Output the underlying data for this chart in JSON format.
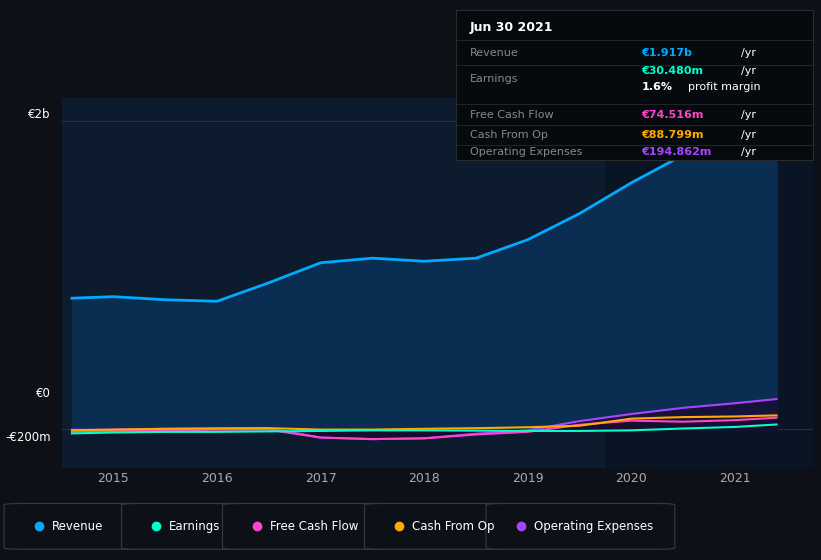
{
  "background_color": "#0d1117",
  "plot_bg_color": "#0d1b2e",
  "years": [
    2014.6,
    2015.0,
    2015.5,
    2016.0,
    2016.5,
    2017.0,
    2017.5,
    2018.0,
    2018.5,
    2019.0,
    2019.5,
    2020.0,
    2020.5,
    2021.0,
    2021.4
  ],
  "revenue": [
    850,
    860,
    840,
    830,
    950,
    1080,
    1110,
    1090,
    1110,
    1230,
    1400,
    1600,
    1780,
    1920,
    1917
  ],
  "earnings": [
    -28,
    -22,
    -18,
    -18,
    -15,
    -12,
    -8,
    -8,
    -10,
    -12,
    -12,
    -8,
    4,
    14,
    30
  ],
  "free_cf": [
    -18,
    -12,
    -8,
    -4,
    -4,
    -55,
    -65,
    -60,
    -35,
    -18,
    28,
    55,
    48,
    58,
    74
  ],
  "cash_from_op": [
    -8,
    -3,
    2,
    5,
    6,
    -3,
    -3,
    2,
    6,
    12,
    22,
    68,
    78,
    82,
    89
  ],
  "op_expenses": [
    -4,
    -4,
    2,
    2,
    6,
    -55,
    -65,
    -60,
    -30,
    -8,
    52,
    98,
    138,
    168,
    195
  ],
  "revenue_color": "#00aaff",
  "earnings_color": "#00ffcc",
  "free_cf_color": "#ff44cc",
  "cash_from_op_color": "#ffaa00",
  "op_expenses_color": "#aa44ff",
  "ylim_min": -250,
  "ylim_max": 2150,
  "xlim_min": 2014.5,
  "xlim_max": 2021.75,
  "x_ticks": [
    2015,
    2016,
    2017,
    2018,
    2019,
    2020,
    2021
  ],
  "grid_color": "#263d5a",
  "legend_labels": [
    "Revenue",
    "Earnings",
    "Free Cash Flow",
    "Cash From Op",
    "Operating Expenses"
  ],
  "legend_colors": [
    "#00aaff",
    "#00ffcc",
    "#ff44cc",
    "#ffaa00",
    "#aa44ff"
  ],
  "tooltip_title": "Jun 30 2021",
  "tooltip_rows": [
    {
      "label": "Revenue",
      "value": "€1.917b",
      "unit": "/yr",
      "color": "#00aaff",
      "sub": null
    },
    {
      "label": "Earnings",
      "value": "€30.480m",
      "unit": "/yr",
      "color": "#00ffcc",
      "sub": "1.6% profit margin"
    },
    {
      "label": "Free Cash Flow",
      "value": "€74.516m",
      "unit": "/yr",
      "color": "#ff44cc",
      "sub": null
    },
    {
      "label": "Cash From Op",
      "value": "€88.799m",
      "unit": "/yr",
      "color": "#ffaa00",
      "sub": null
    },
    {
      "label": "Operating Expenses",
      "value": "€194.862m",
      "unit": "/yr",
      "color": "#aa44ff",
      "sub": null
    }
  ]
}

========================================

_Objective_:
Where a line above contains the string "value", copy that line.

_Worked solution_:
      "value": "€1.917b",
      "value": "€30.480m",
      "value": "€74.516m",
      "value": "€88.799m",
      "value": "€194.862m",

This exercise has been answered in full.